▶ _Challenge_
Keep the wording of each record exactly the same when you repeat it, and leave out pictures.

----------

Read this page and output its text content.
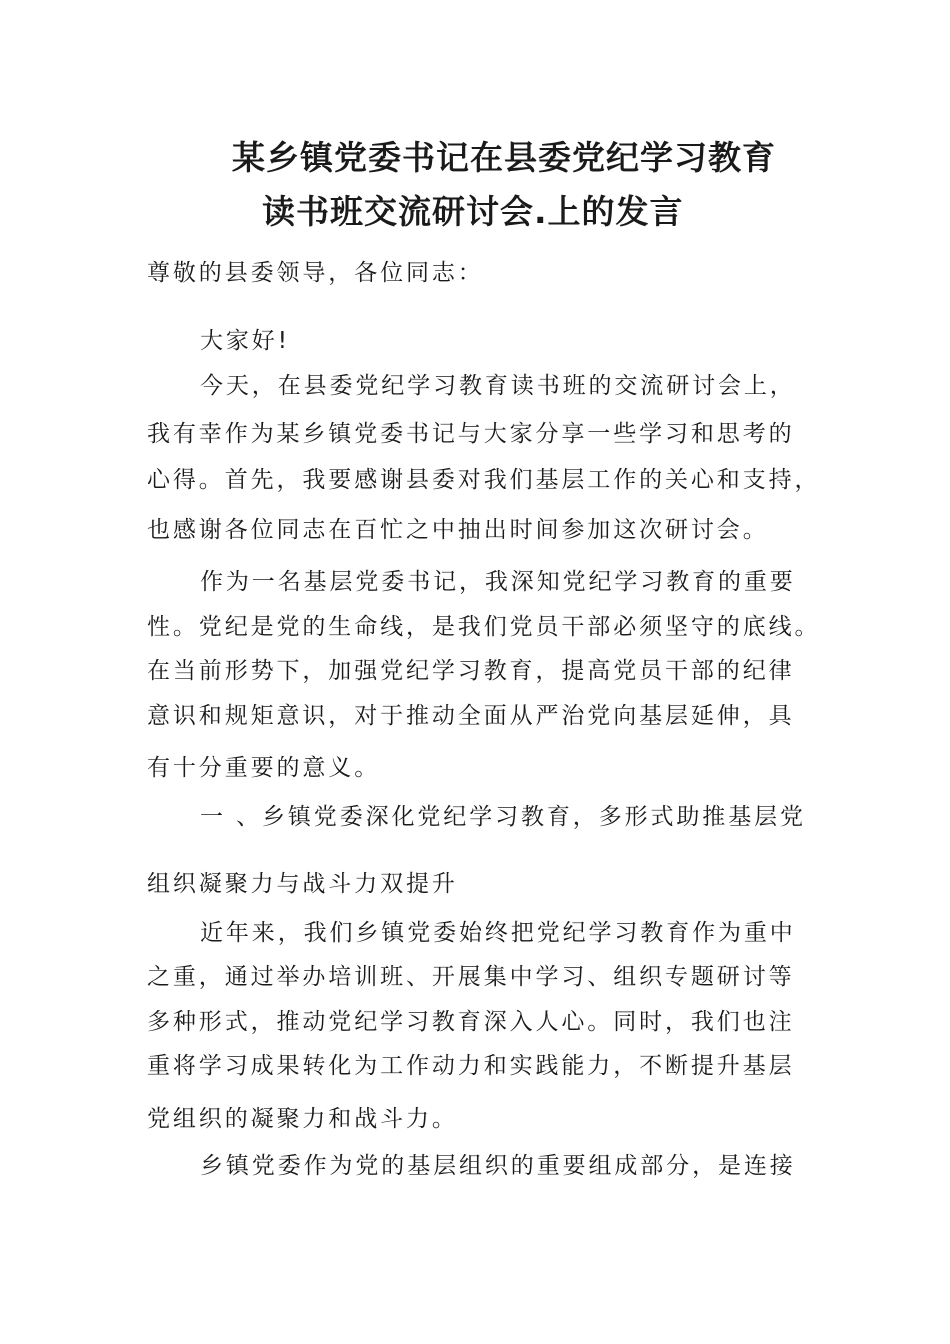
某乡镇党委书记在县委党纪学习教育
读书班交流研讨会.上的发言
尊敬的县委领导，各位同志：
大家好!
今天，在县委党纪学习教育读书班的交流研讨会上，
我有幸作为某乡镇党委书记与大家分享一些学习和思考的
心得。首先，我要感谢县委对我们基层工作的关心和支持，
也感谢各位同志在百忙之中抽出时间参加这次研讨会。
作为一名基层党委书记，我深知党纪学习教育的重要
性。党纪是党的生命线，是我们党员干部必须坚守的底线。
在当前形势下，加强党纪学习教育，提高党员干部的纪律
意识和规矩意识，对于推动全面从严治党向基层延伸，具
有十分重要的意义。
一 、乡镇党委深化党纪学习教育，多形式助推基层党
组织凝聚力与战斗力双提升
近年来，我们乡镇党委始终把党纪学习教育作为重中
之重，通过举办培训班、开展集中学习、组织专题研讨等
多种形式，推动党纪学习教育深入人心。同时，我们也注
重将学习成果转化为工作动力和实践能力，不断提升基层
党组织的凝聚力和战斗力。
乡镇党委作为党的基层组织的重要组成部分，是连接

----------

▶ _Task response_
Read this page and output its text content.
某乡镇党委书记在县委党纪学习教育
读书班交流研讨会.上的发言
尊敬的县委领导，各位同志：
大家好!
今天，在县委党纪学习教育读书班的交流研讨会上，
我有幸作为某乡镇党委书记与大家分享一些学习和思考的
心得。首先，我要感谢县委对我们基层工作的关心和支持，
也感谢各位同志在百忙之中抽出时间参加这次研讨会。
作为一名基层党委书记，我深知党纪学习教育的重要
性。党纪是党的生命线，是我们党员干部必须坚守的底线。
在当前形势下，加强党纪学习教育，提高党员干部的纪律
意识和规矩意识，对于推动全面从严治党向基层延伸，具
有十分重要的意义。
一 、乡镇党委深化党纪学习教育，多形式助推基层党
组织凝聚力与战斗力双提升
近年来，我们乡镇党委始终把党纪学习教育作为重中
之重，通过举办培训班、开展集中学习、组织专题研讨等
多种形式，推动党纪学习教育深入人心。同时，我们也注
重将学习成果转化为工作动力和实践能力，不断提升基层
党组织的凝聚力和战斗力。
乡镇党委作为党的基层组织的重要组成部分，是连接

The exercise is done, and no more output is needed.